*** Source material ***

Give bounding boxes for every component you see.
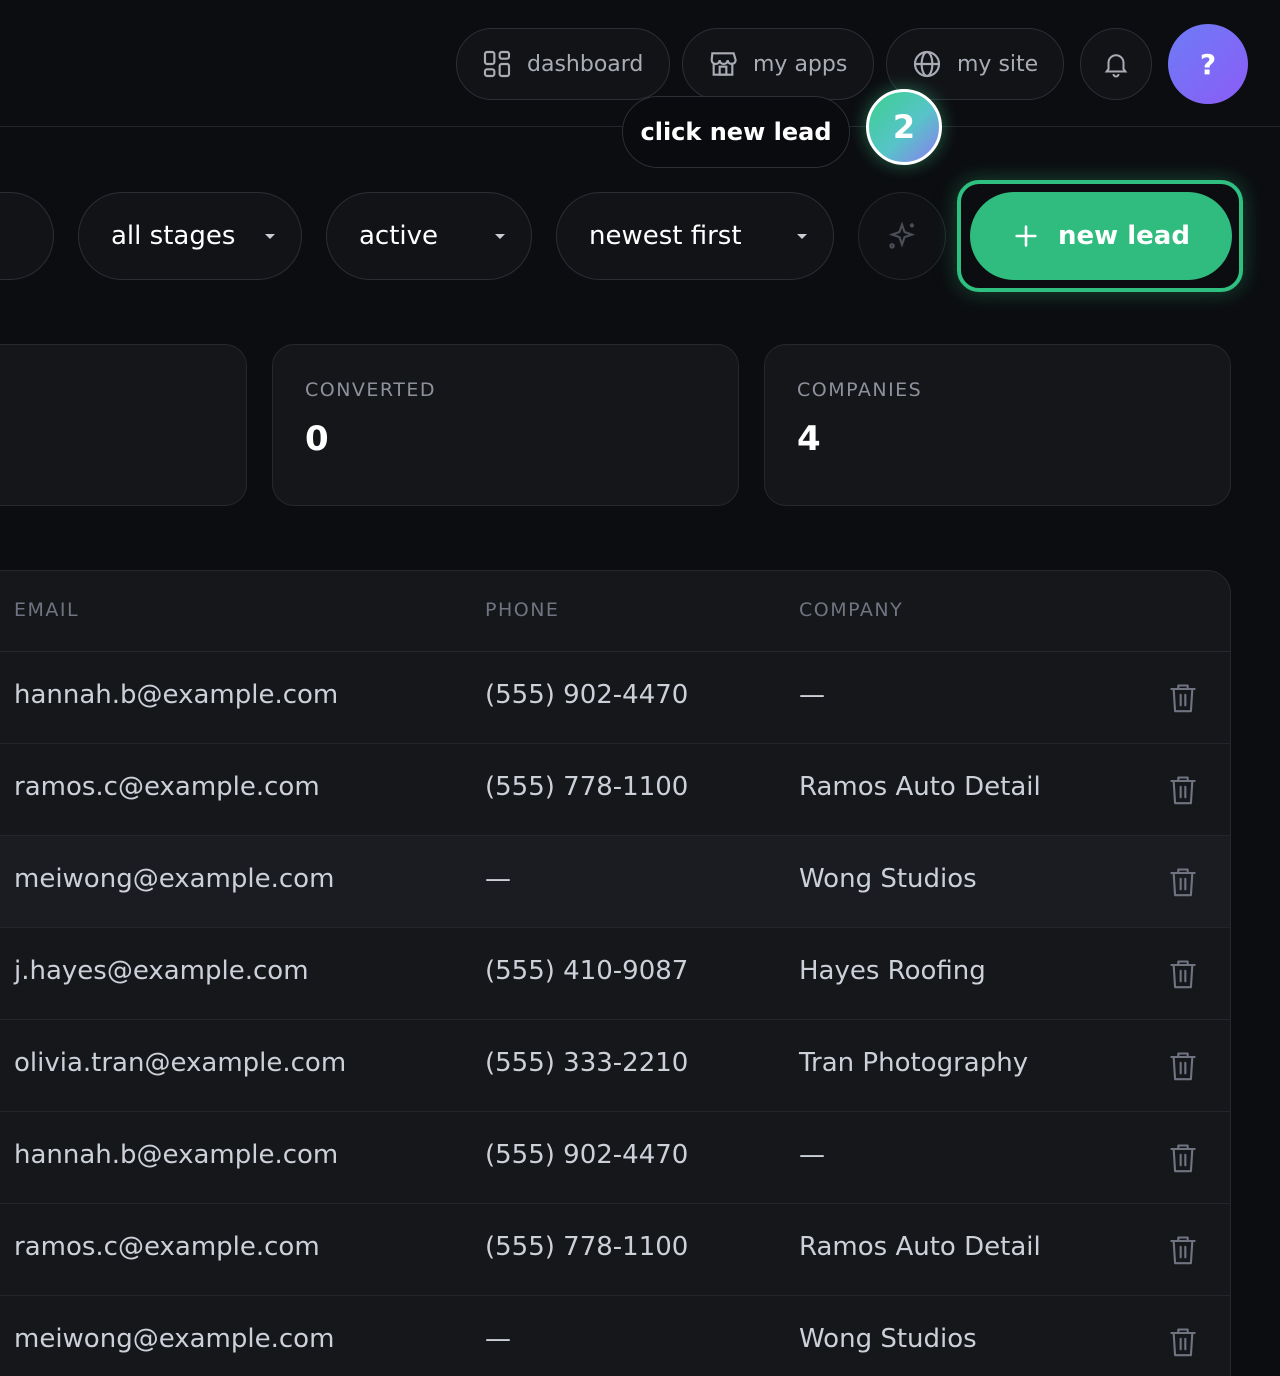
trash-icon[interactable] (1169, 1050, 1197, 1082)
chevron-down-icon (797, 233, 807, 239)
nav-my-apps-button[interactable]: my apps (682, 28, 874, 100)
notifications-button[interactable] (1080, 28, 1152, 100)
cell-company: Hayes Roofing (799, 956, 986, 986)
tour-tooltip: click new lead (622, 96, 850, 168)
stat-label: CONVERTED (305, 379, 436, 401)
cell-company: Tran Photography (799, 1048, 1029, 1078)
table-header: EMAIL PHONE COMPANY (0, 571, 1230, 652)
stat-card-companies: COMPANIES 4 (764, 344, 1231, 506)
table-body: hannah.b@example.com (555) 902-4470 — ramos… (0, 652, 1230, 1376)
cell-company: Ramos Auto Detail (799, 772, 1041, 802)
stage-filter-dropdown[interactable]: all stages (78, 192, 302, 280)
cell-phone: — (485, 1324, 511, 1354)
trash-icon[interactable] (1169, 1326, 1197, 1358)
status-filter-label: active (359, 221, 439, 251)
cell-company: — (799, 1140, 825, 1170)
cell-email: hannah.b@example.com (14, 1140, 339, 1170)
cell-company: Ramos Auto Detail (799, 1232, 1041, 1262)
cell-company: Wong Studios (799, 864, 977, 894)
help-button[interactable]: ? (1168, 24, 1248, 104)
leads-table: EMAIL PHONE COMPANY hannah.b@example.com… (0, 570, 1231, 1376)
new-lead-button[interactable]: new lead (970, 192, 1232, 280)
table-row[interactable]: hannah.b@example.com (555) 902-4470 — (0, 1112, 1230, 1204)
storefront-icon (710, 52, 737, 76)
stage-filter-label: all stages (111, 221, 236, 251)
cell-company: Wong Studios (799, 1324, 977, 1354)
column-header-email: EMAIL (14, 599, 80, 621)
globe-icon (913, 50, 941, 78)
search-pill-partial[interactable] (0, 192, 54, 280)
plus-icon (1015, 225, 1037, 247)
trash-icon[interactable] (1169, 682, 1197, 714)
nav-dashboard-label: dashboard (527, 51, 644, 77)
stat-card-partial (0, 344, 247, 506)
cell-email: ramos.c@example.com (14, 1232, 320, 1262)
table-row[interactable]: olivia.tran@example.com (555) 333-2210 Tra… (0, 1020, 1230, 1112)
trash-icon[interactable] (1169, 1234, 1197, 1266)
cell-email: meiwong@example.com (14, 1324, 335, 1354)
tour-step-badge: 2 (866, 89, 942, 165)
chevron-down-icon (495, 233, 505, 239)
cell-phone: (555) 902-4470 (485, 1140, 689, 1170)
trash-icon[interactable] (1169, 866, 1197, 898)
stat-card-converted: CONVERTED 0 (272, 344, 739, 506)
help-label: ? (1199, 47, 1217, 81)
column-header-company: COMPANY (799, 599, 904, 621)
nav-my-apps-label: my apps (753, 51, 848, 77)
trash-icon[interactable] (1169, 958, 1197, 990)
grid-icon (483, 50, 511, 78)
cell-phone: (555) 902-4470 (485, 680, 689, 710)
cell-phone: (555) 333-2210 (485, 1048, 689, 1078)
tour-tooltip-text: click new lead (640, 118, 832, 146)
cell-phone: (555) 778-1100 (485, 1232, 689, 1262)
nav-my-site-label: my site (957, 51, 1039, 77)
trash-icon[interactable] (1169, 774, 1197, 806)
tour-step-number: 2 (892, 108, 916, 146)
cell-email: ramos.c@example.com (14, 772, 320, 802)
table-row[interactable]: meiwong@example.com — Wong Studios (0, 1296, 1230, 1376)
ai-assist-button[interactable] (858, 192, 946, 280)
cell-email: olivia.tran@example.com (14, 1048, 347, 1078)
table-row[interactable]: j.hayes@example.com (555) 410-9087 Hayes R… (0, 928, 1230, 1020)
cell-company: — (799, 680, 825, 710)
cell-phone: (555) 778-1100 (485, 772, 689, 802)
cell-email: meiwong@example.com (14, 864, 335, 894)
table-row[interactable]: ramos.c@example.com (555) 778-1100 Ramos A… (0, 744, 1230, 836)
cell-email: j.hayes@example.com (14, 956, 309, 986)
sort-label: newest first (589, 221, 742, 251)
table-row[interactable]: meiwong@example.com — Wong Studios (0, 836, 1230, 928)
table-row[interactable]: hannah.b@example.com (555) 902-4470 — (0, 652, 1230, 744)
stat-value: 0 (305, 419, 329, 459)
trash-icon[interactable] (1169, 1142, 1197, 1174)
cell-phone: (555) 410-9087 (485, 956, 689, 986)
sparkle-icon (888, 221, 916, 249)
chevron-down-icon (265, 233, 275, 239)
stat-value: 4 (797, 419, 821, 459)
sort-dropdown[interactable]: newest first (556, 192, 834, 280)
status-filter-dropdown[interactable]: active (326, 192, 532, 280)
nav-dashboard-button[interactable]: dashboard (456, 28, 670, 100)
table-row[interactable]: ramos.c@example.com (555) 778-1100 Ramos A… (0, 1204, 1230, 1296)
bell-icon (1104, 54, 1128, 78)
column-header-phone: PHONE (485, 599, 560, 621)
cell-phone: — (485, 864, 511, 894)
cell-email: hannah.b@example.com (14, 680, 339, 710)
new-lead-label: new lead (1058, 221, 1190, 251)
stat-label: COMPANIES (797, 379, 923, 401)
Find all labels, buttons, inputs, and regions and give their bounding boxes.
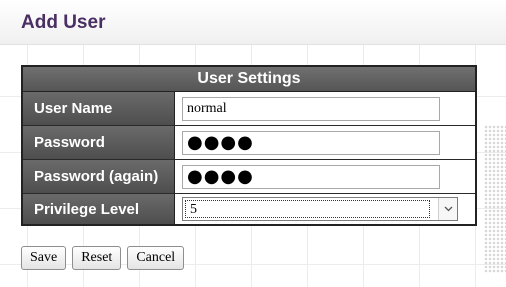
privilege-level-row: Privilege Level 5 [23,194,475,224]
password-row: Password ●●●● [23,126,475,160]
privilege-level-label: Privilege Level [23,194,175,224]
password-label: Password [23,126,175,159]
privilege-level-value: 5 [185,200,430,218]
password-again-input[interactable]: ●●●● [182,164,440,189]
cancel-button[interactable]: Cancel [127,246,185,270]
table-header: User Settings [23,67,475,92]
password-cell: ●●●● [175,126,475,159]
password-input[interactable]: ●●●● [182,130,440,155]
user-name-cell [175,92,475,125]
password-again-cell: ●●●● [175,160,475,193]
chevron-down-icon[interactable] [438,198,457,220]
privilege-level-cell: 5 [175,194,475,224]
user-name-row: User Name [23,92,475,126]
title-bar: Add User [0,0,506,45]
user-name-input[interactable] [182,96,440,121]
user-settings-table: User Settings User Name Password ●●●● Pa… [21,65,477,226]
password-again-label: Password (again) [23,160,175,193]
action-buttons: Save Reset Cancel [21,246,185,270]
decorative-dot-pattern [484,125,506,273]
save-button[interactable]: Save [21,246,67,270]
reset-button[interactable]: Reset [72,246,122,270]
password-again-row: Password (again) ●●●● [23,160,475,194]
page-title: Add User [21,12,106,33]
user-name-label: User Name [23,92,175,125]
privilege-level-select[interactable]: 5 [182,197,458,221]
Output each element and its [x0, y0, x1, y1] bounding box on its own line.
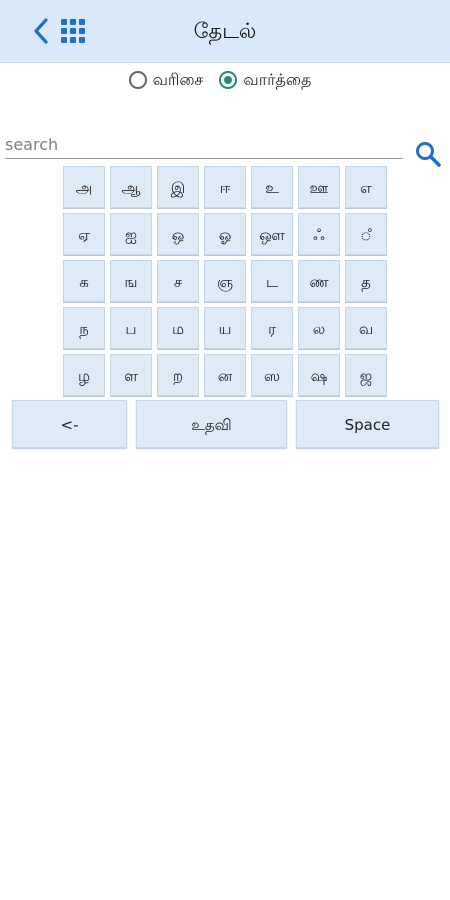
key[interactable]: ண: [298, 260, 340, 302]
key[interactable]: ப: [110, 307, 152, 349]
key[interactable]: ள: [110, 354, 152, 396]
key[interactable]: ச: [157, 260, 199, 302]
key[interactable]: அ: [63, 166, 105, 208]
key[interactable]: வ: [345, 307, 387, 349]
key[interactable]: ஒ: [157, 213, 199, 255]
key[interactable]: ஸ: [251, 354, 293, 396]
radio-word[interactable]: [219, 71, 238, 89]
chevron-left-icon: [34, 18, 48, 44]
key[interactable]: ங: [110, 260, 152, 302]
back-button[interactable]: [30, 16, 54, 46]
help-button[interactable]: உதவி: [136, 400, 287, 448]
backspace-button[interactable]: <-: [12, 400, 127, 448]
app-header: தேடல்: [0, 0, 450, 63]
key[interactable]: உ: [251, 166, 293, 208]
space-button[interactable]: Space: [296, 400, 439, 448]
radio-order[interactable]: [128, 71, 147, 89]
key[interactable]: ஷ: [298, 354, 340, 396]
key[interactable]: ஜ: [345, 354, 387, 396]
key[interactable]: ஞ: [204, 260, 246, 302]
key[interactable]: ன: [204, 354, 246, 396]
key[interactable]: ஆ: [110, 166, 152, 208]
key[interactable]: ஈ: [204, 166, 246, 208]
key[interactable]: ஔ: [251, 213, 293, 255]
search-mode-selector: வரிசை வார்த்தை: [0, 64, 450, 96]
key[interactable]: ற: [157, 354, 199, 396]
key[interactable]: ட: [251, 260, 293, 302]
key[interactable]: ஃ: [298, 213, 340, 255]
menu-grid-button[interactable]: [60, 18, 88, 44]
key[interactable]: இ: [157, 166, 199, 208]
key[interactable]: ய: [204, 307, 246, 349]
search-icon: [416, 142, 441, 167]
key[interactable]: ஊ: [298, 166, 340, 208]
search-input[interactable]: [5, 130, 403, 159]
radio-word-label[interactable]: வார்த்தை: [243, 70, 311, 91]
key[interactable]: த: [345, 260, 387, 302]
key[interactable]: க: [63, 260, 105, 302]
key[interactable]: எ: [345, 166, 387, 208]
radio-order-label[interactable]: வரிசை: [153, 70, 204, 91]
key[interactable]: ஏ: [63, 213, 105, 255]
key[interactable]: ழ: [63, 354, 105, 396]
key[interactable]: ந: [63, 307, 105, 349]
key[interactable]: ஐ: [110, 213, 152, 255]
search-button[interactable]: [414, 140, 442, 168]
key[interactable]: ஓ: [204, 213, 246, 255]
key[interactable]: ம: [157, 307, 199, 349]
key[interactable]: ல: [298, 307, 340, 349]
key[interactable]: ஂ: [345, 213, 387, 255]
key[interactable]: ர: [251, 307, 293, 349]
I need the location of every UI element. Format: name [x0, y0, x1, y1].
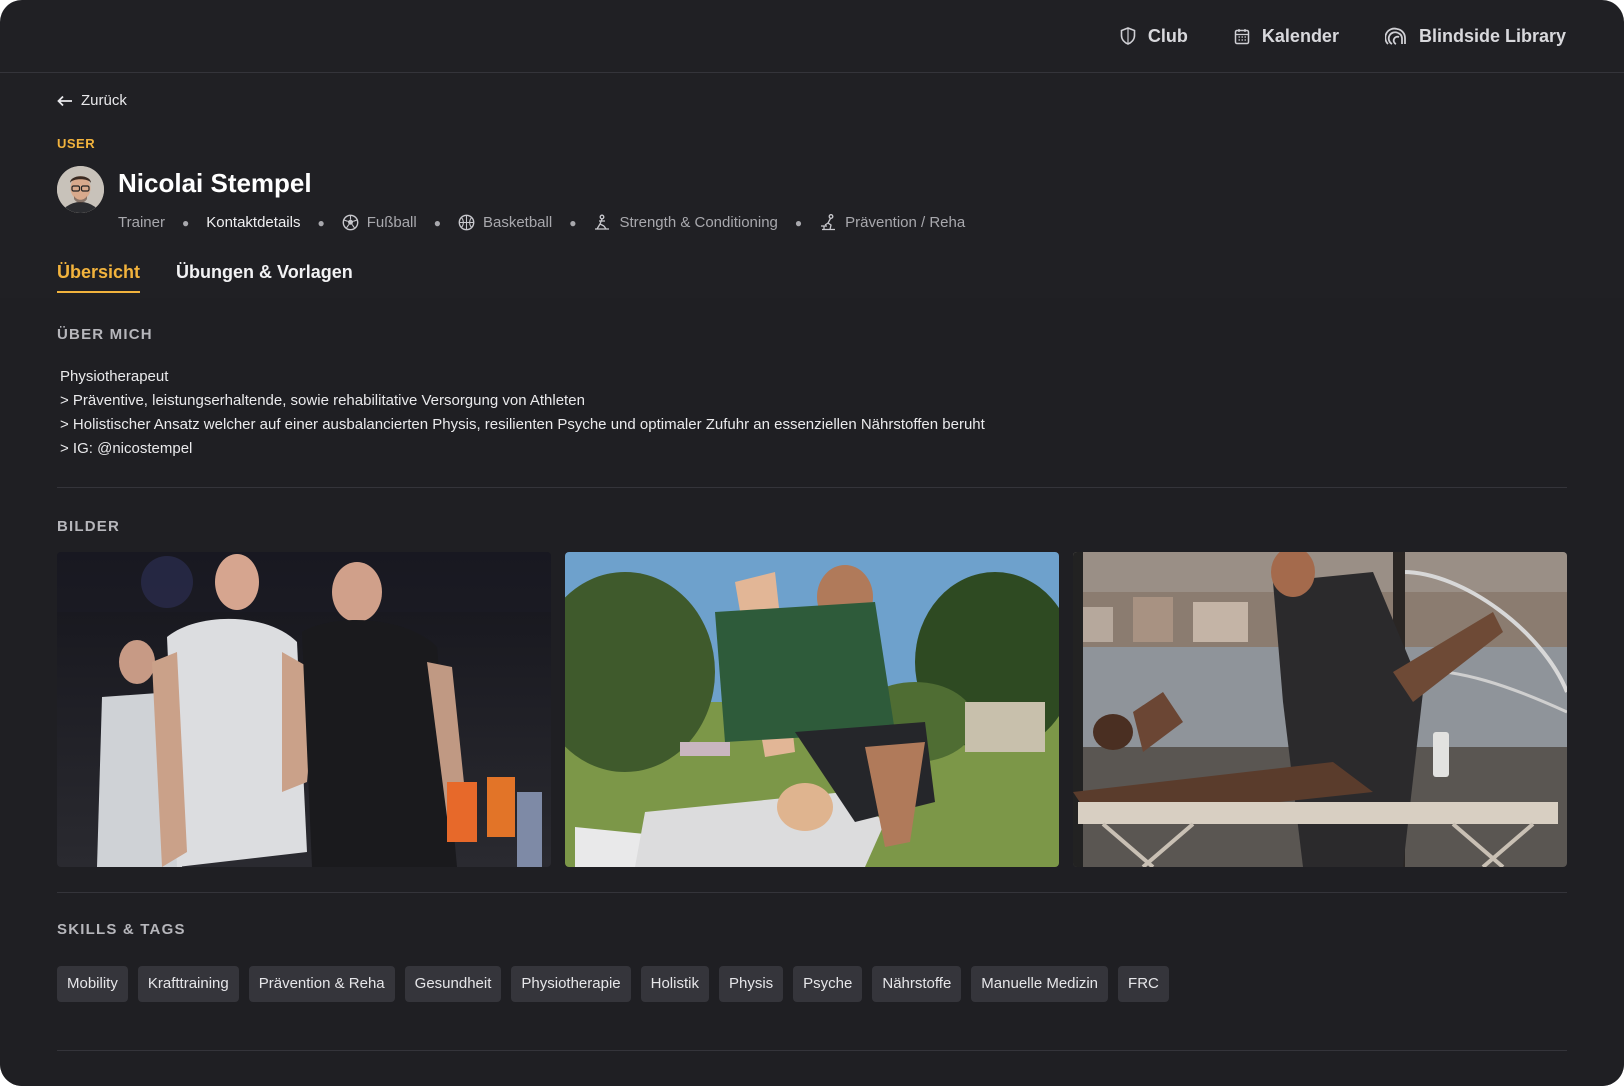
profile-tabs: Übersicht Übungen & Vorlagen — [57, 262, 389, 293]
skill-tag[interactable]: Nährstoffe — [872, 966, 962, 1002]
nav-library-label: Blindside Library — [1418, 25, 1566, 46]
gallery-image-3[interactable] — [1073, 552, 1567, 867]
about-heading: ÜBER MICH — [57, 326, 153, 343]
skill-tag[interactable]: Prävention & Reha — [248, 966, 395, 1002]
separator-dot: ● — [181, 215, 190, 230]
tab-exercises-templates[interactable]: Übungen & Vorlagen — [176, 262, 353, 293]
sport-tag-strength: Strength & Conditioning — [593, 214, 778, 231]
section-divider — [57, 487, 1567, 488]
sport-tag-prevention: Prävention / Reha — [819, 214, 965, 231]
profile-title: Trainer — [118, 214, 165, 231]
shield-icon — [1120, 27, 1136, 45]
skills-tag-list: Mobility Krafttraining Prävention & Reha… — [57, 966, 1179, 1002]
section-divider — [57, 892, 1567, 893]
strength-icon — [595, 214, 610, 230]
basketball-icon — [458, 214, 475, 231]
nav-calendar-label: Kalender — [1261, 25, 1339, 46]
rehab-icon — [821, 214, 836, 231]
sport-tag-label: Strength & Conditioning — [619, 214, 778, 231]
skill-tag[interactable]: Physis — [718, 966, 784, 1002]
gallery-image-2[interactable] — [565, 552, 1059, 867]
skills-heading: SKILLS & TAGS — [57, 921, 186, 938]
about-line: Physiotherapeut — [60, 368, 169, 385]
skill-tag[interactable]: Mobility — [57, 966, 128, 1002]
calendar-icon — [1234, 28, 1250, 44]
sport-tag-football: Fußball — [342, 214, 417, 231]
section-divider — [57, 1050, 1567, 1051]
skill-tag[interactable]: Psyche — [793, 966, 863, 1002]
back-link[interactable]: Zurück — [57, 92, 127, 109]
about-text: Physiotherapeut > Präventive, leistungse… — [60, 365, 985, 461]
user-role-label: USER — [57, 136, 96, 151]
arrow-left-icon — [57, 95, 72, 106]
sport-tag-label: Prävention / Reha — [845, 214, 966, 231]
profile-name: Nicolai Stempel — [118, 168, 312, 198]
avatar — [57, 166, 104, 213]
tab-overview[interactable]: Übersicht — [57, 262, 141, 293]
about-line: > Präventive, leistungserhaltende, sowie… — [60, 392, 585, 409]
app-window: Club Kalender Blindside Library Zurück U… — [0, 0, 1624, 1086]
skill-tag[interactable]: FRC — [1118, 966, 1169, 1002]
nav-club[interactable]: Club — [1120, 26, 1188, 47]
separator-dot: ● — [794, 215, 803, 230]
about-line: > Holistischer Ansatz welcher auf einer … — [60, 416, 985, 433]
sport-tag-basketball: Basketball — [458, 214, 552, 231]
soccer-ball-icon — [342, 214, 359, 231]
separator-dot: ● — [317, 215, 325, 230]
nav-calendar[interactable]: Kalender — [1234, 26, 1339, 47]
sport-tag-label: Fußball — [366, 214, 417, 231]
images-heading: BILDER — [57, 518, 121, 535]
skill-tag[interactable]: Krafttraining — [137, 966, 239, 1002]
separator-dot: ● — [433, 215, 441, 230]
sport-tag-label: Basketball — [482, 214, 553, 231]
library-logo-icon — [1384, 27, 1406, 45]
about-line: > IG: @nicostempel — [60, 440, 193, 457]
nav-library[interactable]: Blindside Library — [1384, 25, 1566, 47]
top-navigation: Club Kalender Blindside Library — [0, 0, 1624, 73]
skill-tag[interactable]: Manuelle Medizin — [971, 966, 1109, 1002]
gallery-image-1[interactable] — [57, 552, 551, 867]
skill-tag[interactable]: Holistik — [640, 966, 709, 1002]
nav-club-label: Club — [1147, 25, 1188, 46]
skill-tag[interactable]: Physiotherapie — [511, 966, 631, 1002]
skill-tag[interactable]: Gesundheit — [404, 966, 502, 1002]
contact-details-link[interactable]: Kontaktdetails — [206, 214, 300, 231]
profile-meta: Trainer ● Kontaktdetails ● Fußball ● Bas… — [118, 214, 965, 231]
back-label: Zurück — [81, 92, 127, 109]
separator-dot: ● — [569, 215, 577, 230]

***

### Problem description
Copy out verbatim the stretch of the data from the line containing "profile-tabs: Übersicht Übungen" through the line containing "separator-dot: ● — [181, 215, 190, 230]", both lines included.

### Exercise solution
profile-tabs: Übersicht Übungen & Vorlagen — [57, 262, 389, 293]
skill-tag[interactable]: Nährstoffe — [872, 966, 962, 1002]
nav-library-label: Blindside Library — [1418, 25, 1566, 46]
gallery-image-3[interactable] — [1073, 552, 1567, 867]
about-heading: ÜBER MICH — [57, 326, 153, 343]
skill-tag[interactable]: Prävention & Reha — [248, 966, 395, 1002]
separator-dot: ● — [181, 215, 190, 230]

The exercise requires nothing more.